The records below hold pictures; please leave those out and retype the rest exactly.

━━━━━━━━━━━━━━━━━━━━

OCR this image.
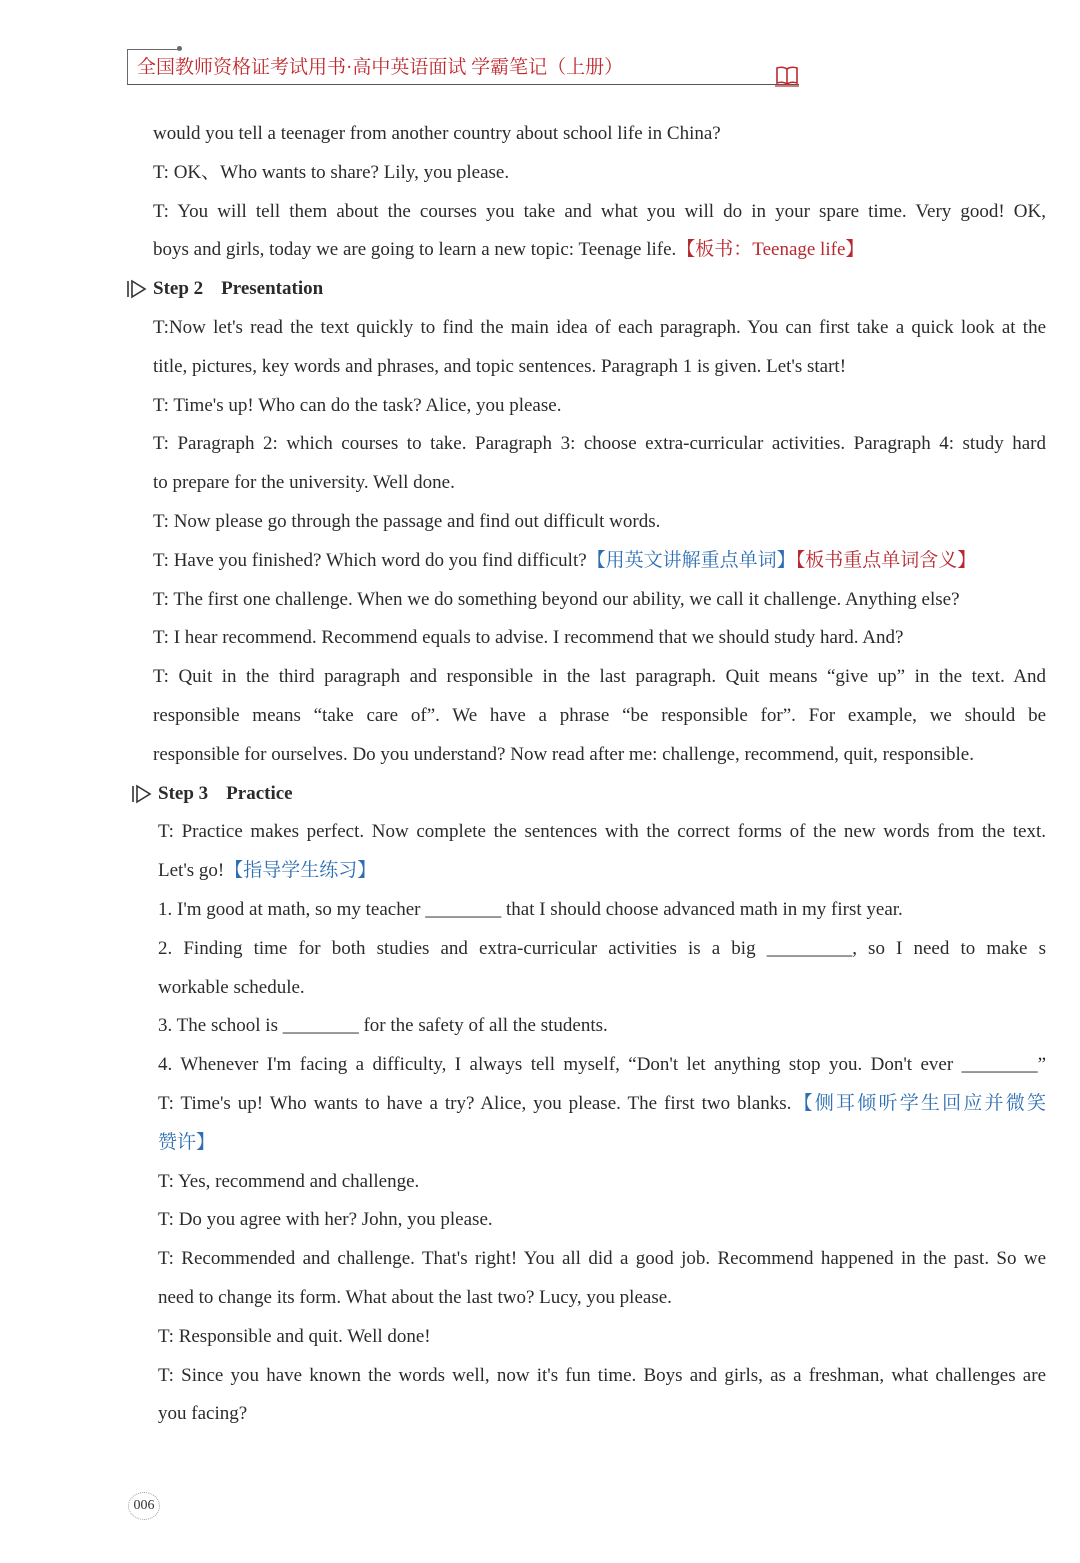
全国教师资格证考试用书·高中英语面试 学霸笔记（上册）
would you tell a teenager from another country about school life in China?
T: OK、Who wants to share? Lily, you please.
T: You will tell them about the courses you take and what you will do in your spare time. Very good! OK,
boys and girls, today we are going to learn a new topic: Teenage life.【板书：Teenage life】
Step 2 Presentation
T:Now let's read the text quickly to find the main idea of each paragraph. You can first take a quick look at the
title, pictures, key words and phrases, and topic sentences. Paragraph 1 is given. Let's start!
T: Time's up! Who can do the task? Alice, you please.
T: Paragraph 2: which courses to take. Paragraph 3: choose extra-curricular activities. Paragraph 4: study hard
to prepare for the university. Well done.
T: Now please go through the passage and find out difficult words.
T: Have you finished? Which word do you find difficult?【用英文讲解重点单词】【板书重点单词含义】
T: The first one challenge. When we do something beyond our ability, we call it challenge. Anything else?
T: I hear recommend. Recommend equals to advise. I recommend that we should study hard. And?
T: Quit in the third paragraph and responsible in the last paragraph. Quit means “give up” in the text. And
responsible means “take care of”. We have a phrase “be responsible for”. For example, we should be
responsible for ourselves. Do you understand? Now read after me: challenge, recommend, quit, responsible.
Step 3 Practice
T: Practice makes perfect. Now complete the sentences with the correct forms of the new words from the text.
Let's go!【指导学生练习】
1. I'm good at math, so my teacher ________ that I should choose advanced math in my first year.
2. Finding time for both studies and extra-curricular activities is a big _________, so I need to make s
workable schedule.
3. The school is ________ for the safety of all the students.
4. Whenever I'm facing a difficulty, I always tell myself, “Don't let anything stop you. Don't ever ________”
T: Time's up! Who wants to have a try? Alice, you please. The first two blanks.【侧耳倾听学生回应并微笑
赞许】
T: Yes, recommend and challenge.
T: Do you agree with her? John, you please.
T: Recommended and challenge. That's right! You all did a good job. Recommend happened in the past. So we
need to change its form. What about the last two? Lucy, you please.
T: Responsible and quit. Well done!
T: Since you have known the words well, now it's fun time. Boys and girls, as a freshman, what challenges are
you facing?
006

━━━━━━━━━━━━━━━━━━━━

Result of this task>
OCR this image.
全国教师资格证考试用书·高中英语面试 学霸笔记（上册）
would you tell a teenager from another country about school life in China?
T: OK、Who wants to share? Lily, you please.
T: You will tell them about the courses you take and what you will do in your spare time. Very good! OK,
boys and girls, today we are going to learn a new topic: Teenage life.【板书：Teenage life】
Step 2 Presentation
T:Now let's read the text quickly to find the main idea of each paragraph. You can first take a quick look at the
title, pictures, key words and phrases, and topic sentences. Paragraph 1 is given. Let's start!
T: Time's up! Who can do the task? Alice, you please.
T: Paragraph 2: which courses to take. Paragraph 3: choose extra-curricular activities. Paragraph 4: study hard
to prepare for the university. Well done.
T: Now please go through the passage and find out difficult words.
T: Have you finished? Which word do you find difficult?【用英文讲解重点单词】【板书重点单词含义】
T: The first one challenge. When we do something beyond our ability, we call it challenge. Anything else?
T: I hear recommend. Recommend equals to advise. I recommend that we should study hard. And?
T: Quit in the third paragraph and responsible in the last paragraph. Quit means “give up” in the text. And
responsible means “take care of”. We have a phrase “be responsible for”. For example, we should be
responsible for ourselves. Do you understand? Now read after me: challenge, recommend, quit, responsible.
Step 3 Practice
T: Practice makes perfect. Now complete the sentences with the correct forms of the new words from the text.
Let's go!【指导学生练习】
1. I'm good at math, so my teacher ________ that I should choose advanced math in my first year.
2. Finding time for both studies and extra-curricular activities is a big _________, so I need to make s
workable schedule.
3. The school is ________ for the safety of all the students.
4. Whenever I'm facing a difficulty, I always tell myself, “Don't let anything stop you. Don't ever ________”
T: Time's up! Who wants to have a try? Alice, you please. The first two blanks.【侧耳倾听学生回应并微笑
赞许】
T: Yes, recommend and challenge.
T: Do you agree with her? John, you please.
T: Recommended and challenge. That's right! You all did a good job. Recommend happened in the past. So we
need to change its form. What about the last two? Lucy, you please.
T: Responsible and quit. Well done!
T: Since you have known the words well, now it's fun time. Boys and girls, as a freshman, what challenges are
you facing?
006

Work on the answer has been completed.